━━━━━ Data provided ━━━━━
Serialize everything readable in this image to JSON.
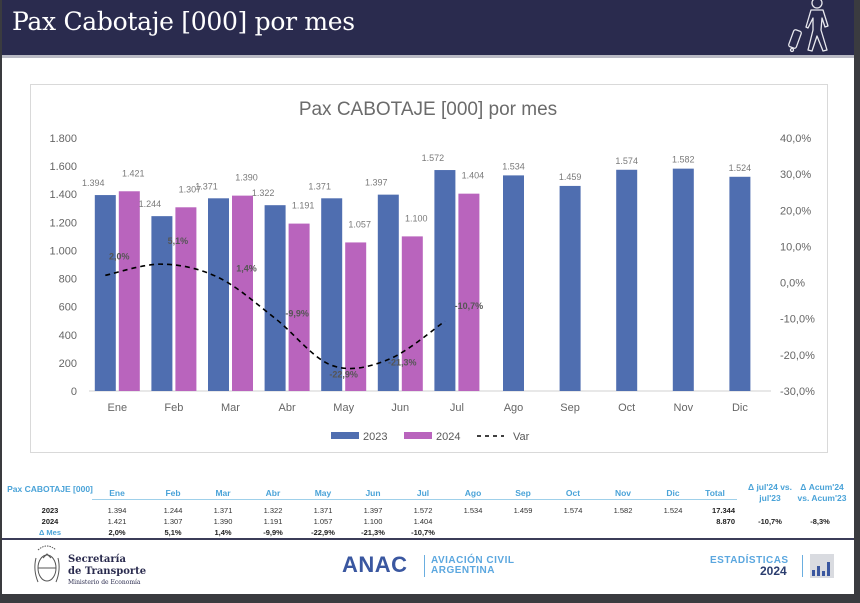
{
  "header": {
    "title": "Pax Cabotaje [000] por mes",
    "icon": "traveler-with-luggage-icon"
  },
  "chart_data": {
    "type": "bar",
    "title": "Pax CABOTAJE [000] por mes",
    "categories": [
      "Ene",
      "Feb",
      "Mar",
      "Abr",
      "May",
      "Jun",
      "Jul",
      "Ago",
      "Sep",
      "Oct",
      "Nov",
      "Dic"
    ],
    "series": [
      {
        "name": "2023",
        "type": "bar",
        "color": "#4f6eb0",
        "values": [
          1394,
          1244,
          1371,
          1322,
          1371,
          1397,
          1572,
          1534,
          1459,
          1574,
          1582,
          1524
        ],
        "labels": [
          "1.394",
          "1.244",
          "1.371",
          "1.322",
          "1.371",
          "1.397",
          "1.572",
          "1.534",
          "1.459",
          "1.574",
          "1.582",
          "1.524"
        ]
      },
      {
        "name": "2024",
        "type": "bar",
        "color": "#b964bd",
        "values": [
          1421,
          1307,
          1390,
          1191,
          1057,
          1100,
          1404,
          null,
          null,
          null,
          null,
          null
        ],
        "labels": [
          "1.421",
          "1.307",
          "1.390",
          "1.191",
          "1.057",
          "1.100",
          "1.404",
          "",
          "",
          "",
          "",
          ""
        ]
      },
      {
        "name": "Var",
        "type": "line",
        "style": "dashed",
        "color": "#000000",
        "axis": "right",
        "values": [
          2.0,
          5.1,
          1.4,
          -9.9,
          -22.9,
          -21.3,
          -10.7,
          null,
          null,
          null,
          null,
          null
        ],
        "labels": [
          "2,0%",
          "5,1%",
          "1,4%",
          "-9,9%",
          "-22,9%",
          "-21,3%",
          "-10,7%",
          "",
          "",
          "",
          "",
          ""
        ]
      }
    ],
    "ylim": [
      0,
      1800
    ],
    "yticks": [
      "0",
      "200",
      "400",
      "600",
      "800",
      "1.000",
      "1.200",
      "1.400",
      "1.600",
      "1.800"
    ],
    "y2lim": [
      -30,
      40
    ],
    "y2ticks": [
      "-30,0%",
      "-20,0%",
      "-10,0%",
      "0,0%",
      "10,0%",
      "20,0%",
      "30,0%",
      "40,0%"
    ],
    "xlabel": "",
    "ylabel": "",
    "grid": false,
    "legend": {
      "position": "bottom",
      "items": [
        "2023",
        "2024",
        "Var"
      ]
    }
  },
  "table": {
    "header_label": "Pax CABOTAJE [000]",
    "months": [
      "Ene",
      "Feb",
      "Mar",
      "Abr",
      "May",
      "Jun",
      "Jul",
      "Ago",
      "Sep",
      "Oct",
      "Nov",
      "Dic"
    ],
    "total_header": "Total",
    "delta_month_header_1": "Δ jul'24 vs.",
    "delta_month_header_2": "jul'23",
    "delta_accum_header_1": "Δ Acum'24",
    "delta_accum_header_2": "vs. Acum'23",
    "rows": [
      {
        "label": "2023",
        "values": [
          "1.394",
          "1.244",
          "1.371",
          "1.322",
          "1.371",
          "1.397",
          "1.572",
          "1.534",
          "1.459",
          "1.574",
          "1.582",
          "1.524"
        ],
        "total": "17.344",
        "delta_month": "",
        "delta_accum": ""
      },
      {
        "label": "2024",
        "values": [
          "1.421",
          "1.307",
          "1.390",
          "1.191",
          "1.057",
          "1.100",
          "1.404",
          "",
          "",
          "",
          "",
          ""
        ],
        "total": "8.870",
        "delta_month": "-10,7%",
        "delta_accum": "-8,3%"
      },
      {
        "label": "Δ Mes",
        "values": [
          "2,0%",
          "5,1%",
          "1,4%",
          "-9,9%",
          "-22,9%",
          "-21,3%",
          "-10,7%",
          "",
          "",
          "",
          "",
          ""
        ],
        "total": "",
        "delta_month": "",
        "delta_accum": ""
      }
    ]
  },
  "footer": {
    "secretaria_line1": "Secretaría",
    "secretaria_line2": "de Transporte",
    "secretaria_line3": "Ministerio de Economía",
    "anac": "ANAC",
    "anac_sub1": "AVIACIÓN CIVIL",
    "anac_sub2": "ARGENTINA",
    "estadisticas": "ESTADÍSTICAS",
    "year": "2024"
  }
}
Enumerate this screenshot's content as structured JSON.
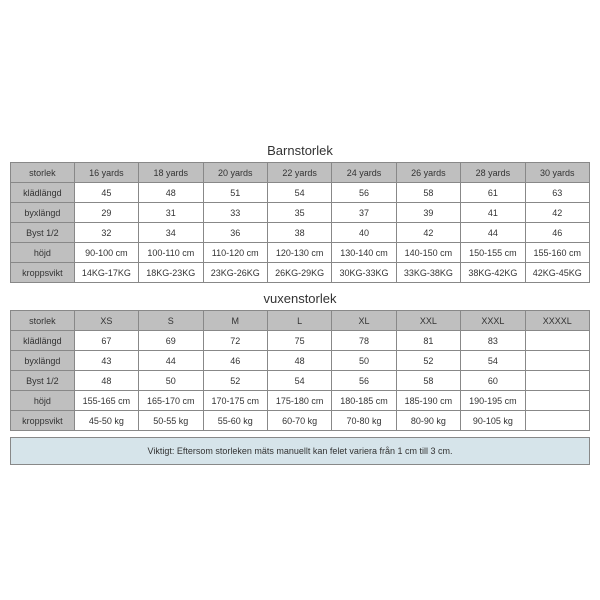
{
  "children": {
    "title": "Barnstorlek",
    "columns": [
      "storlek",
      "16 yards",
      "18 yards",
      "20 yards",
      "22 yards",
      "24 yards",
      "26 yards",
      "28 yards",
      "30 yards"
    ],
    "rows": [
      {
        "label": "klädlängd",
        "cells": [
          "45",
          "48",
          "51",
          "54",
          "56",
          "58",
          "61",
          "63"
        ]
      },
      {
        "label": "byxlängd",
        "cells": [
          "29",
          "31",
          "33",
          "35",
          "37",
          "39",
          "41",
          "42"
        ]
      },
      {
        "label": "Byst 1/2",
        "cells": [
          "32",
          "34",
          "36",
          "38",
          "40",
          "42",
          "44",
          "46"
        ]
      },
      {
        "label": "höjd",
        "cells": [
          "90-100 cm",
          "100-110 cm",
          "110-120 cm",
          "120-130 cm",
          "130-140 cm",
          "140-150 cm",
          "150-155 cm",
          "155-160 cm"
        ]
      },
      {
        "label": "kroppsvikt",
        "cells": [
          "14KG-17KG",
          "18KG-23KG",
          "23KG-26KG",
          "26KG-29KG",
          "30KG-33KG",
          "33KG-38KG",
          "38KG-42KG",
          "42KG-45KG"
        ]
      }
    ]
  },
  "adult": {
    "title": "vuxenstorlek",
    "columns": [
      "storlek",
      "XS",
      "S",
      "M",
      "L",
      "XL",
      "XXL",
      "XXXL",
      "XXXXL"
    ],
    "rows": [
      {
        "label": "klädlängd",
        "cells": [
          "67",
          "69",
          "72",
          "75",
          "78",
          "81",
          "83",
          ""
        ]
      },
      {
        "label": "byxlängd",
        "cells": [
          "43",
          "44",
          "46",
          "48",
          "50",
          "52",
          "54",
          ""
        ]
      },
      {
        "label": "Byst 1/2",
        "cells": [
          "48",
          "50",
          "52",
          "54",
          "56",
          "58",
          "60",
          ""
        ]
      },
      {
        "label": "höjd",
        "cells": [
          "155-165 cm",
          "165-170 cm",
          "170-175 cm",
          "175-180 cm",
          "180-185 cm",
          "185-190 cm",
          "190-195 cm",
          ""
        ]
      },
      {
        "label": "kroppsvikt",
        "cells": [
          "45-50 kg",
          "50-55 kg",
          "55-60 kg",
          "60-70 kg",
          "70-80 kg",
          "80-90 kg",
          "90-105 kg",
          ""
        ]
      }
    ]
  },
  "note": "Viktigt: Eftersom storleken mäts manuellt kan felet variera från 1 cm till 3 cm.",
  "style": {
    "header_bg": "#bfbfbf",
    "border_color": "#888888",
    "note_bg": "#d6e4ea",
    "text_color": "#333333",
    "cell_fontsize": 9,
    "title_fontsize": 13
  }
}
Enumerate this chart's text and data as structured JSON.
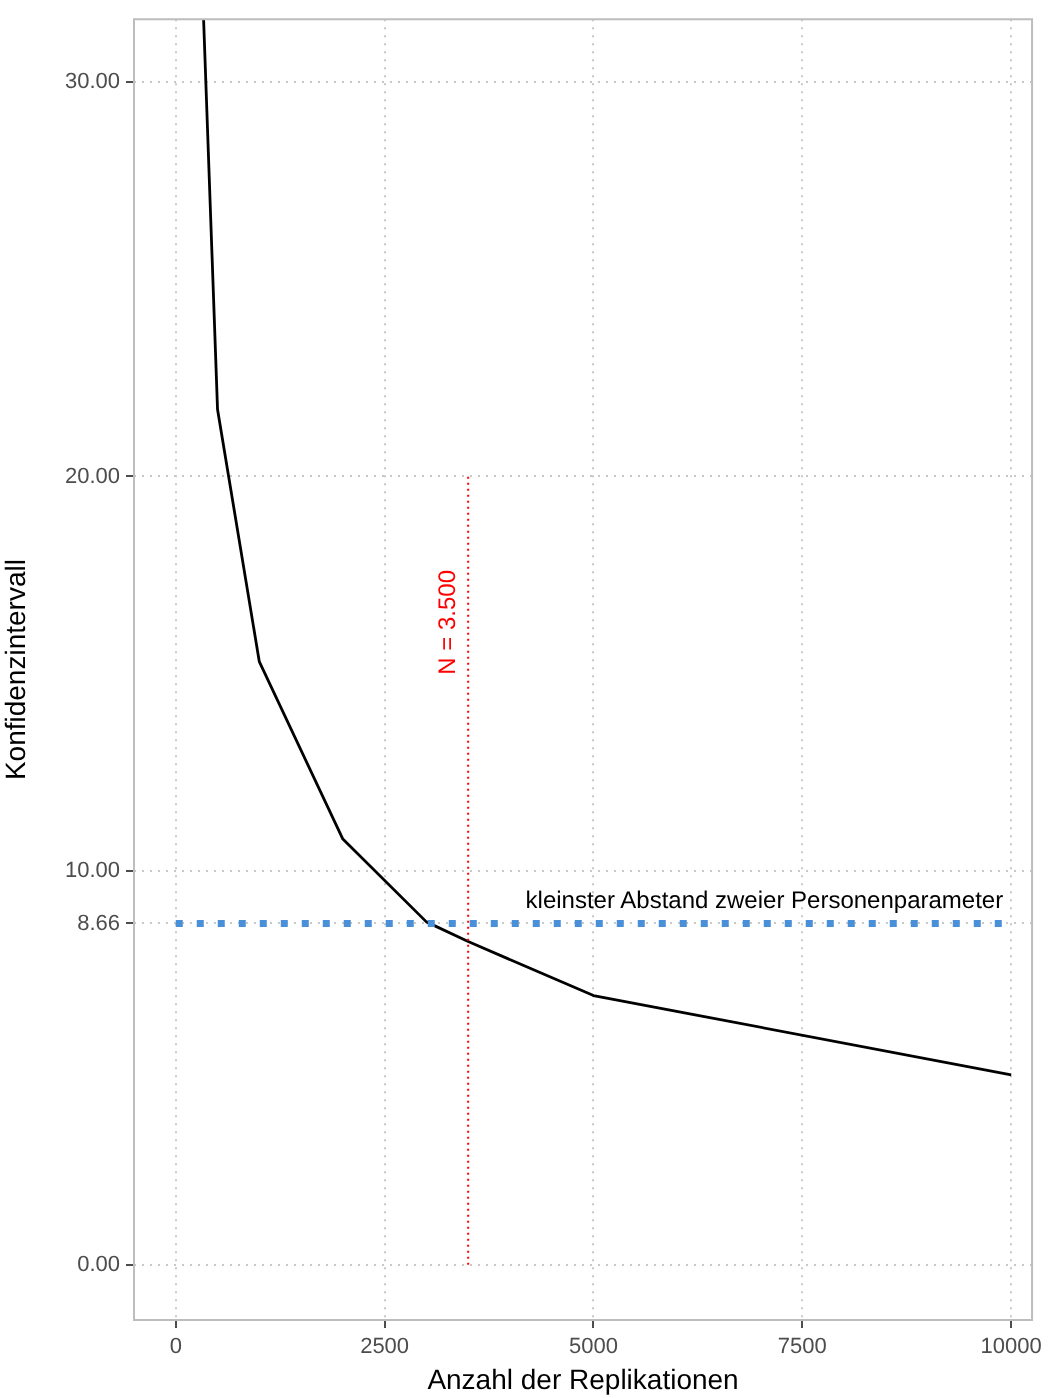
{
  "chart_data": {
    "type": "line",
    "xlabel": "Anzahl der Replikationen",
    "ylabel": "Konfidenzintervall",
    "x": [
      333,
      500,
      1000,
      2000,
      3000,
      3500,
      5000,
      10000
    ],
    "series": [
      {
        "color": "#000000",
        "values": [
          31.6,
          21.7,
          15.3,
          10.8,
          8.7,
          8.2,
          6.83,
          4.82
        ]
      }
    ],
    "xlim": [
      -500,
      10250
    ],
    "ylim": [
      -1.4,
      31.6
    ],
    "xticks": [
      0,
      2500,
      5000,
      7500,
      10000
    ],
    "yticks": [
      {
        "value": 0,
        "label": "0.00"
      },
      {
        "value": 8.66,
        "label": "8.66"
      },
      {
        "value": 10,
        "label": "10.00"
      },
      {
        "value": 20,
        "label": "20.00"
      },
      {
        "value": 30,
        "label": "30.00"
      }
    ],
    "grid": true,
    "legend": false,
    "marker": "none",
    "line_style": "solid",
    "annotations": [
      {
        "text": "N = 3.500",
        "x": 3500,
        "y": 16.3
      }
    ],
    "ref_lines": [
      {
        "axis": "x",
        "value": 3500,
        "color": "#ff0000",
        "line_style": "dotted"
      },
      {
        "axis": "y",
        "value": 8.66,
        "label": "kleinster Abstand zweier Personenparameter",
        "color": "#4a90d9",
        "line_style": "dotted"
      }
    ]
  }
}
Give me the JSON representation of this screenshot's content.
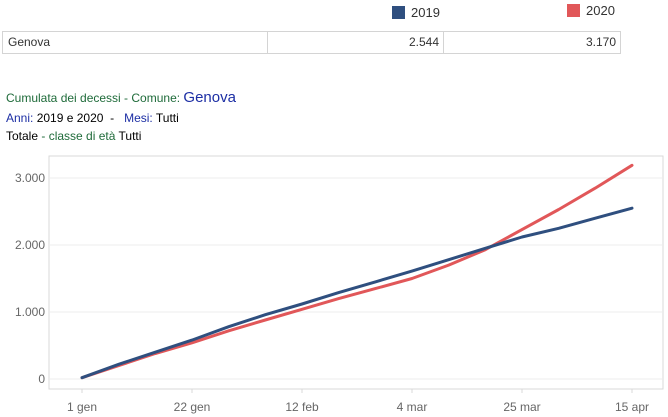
━━━━━
# Task instructions
Exclude all pictures and reproduce exactly the lines from the one containing "Enumerate this chart's" through the final line of the entries above.

# Completed task
Enumerate this chart's text and data as structured JSON.
{
  "chart_data": {
    "type": "line",
    "xlabel": "Anzahl der Replikationen",
    "ylabel": "Konfidenzintervall",
    "x": [
      333,
      500,
      1000,
      2000,
      3000,
      3500,
      5000,
      10000
    ],
    "series": [
      {
        "color": "#000000",
        "values": [
          31.6,
          21.7,
          15.3,
          10.8,
          8.7,
          8.2,
          6.83,
          4.82
        ]
      }
    ],
    "xlim": [
      -500,
      10250
    ],
    "ylim": [
      -1.4,
      31.6
    ],
    "xticks": [
      0,
      2500,
      5000,
      7500,
      10000
    ],
    "yticks": [
      {
        "value": 0,
        "label": "0.00"
      },
      {
        "value": 8.66,
        "label": "8.66"
      },
      {
        "value": 10,
        "label": "10.00"
      },
      {
        "value": 20,
        "label": "20.00"
      },
      {
        "value": 30,
        "label": "30.00"
      }
    ],
    "grid": true,
    "legend": false,
    "marker": "none",
    "line_style": "solid",
    "annotations": [
      {
        "text": "N = 3.500",
        "x": 3500,
        "y": 16.3
      }
    ],
    "ref_lines": [
      {
        "axis": "x",
        "value": 3500,
        "color": "#ff0000",
        "line_style": "dotted"
      },
      {
        "axis": "y",
        "value": 8.66,
        "label": "kleinster Abstand zweier Personenparameter",
        "color": "#4a90d9",
        "line_style": "dotted"
      }
    ]
  }
}
Give me the JSON representation of this screenshot's content.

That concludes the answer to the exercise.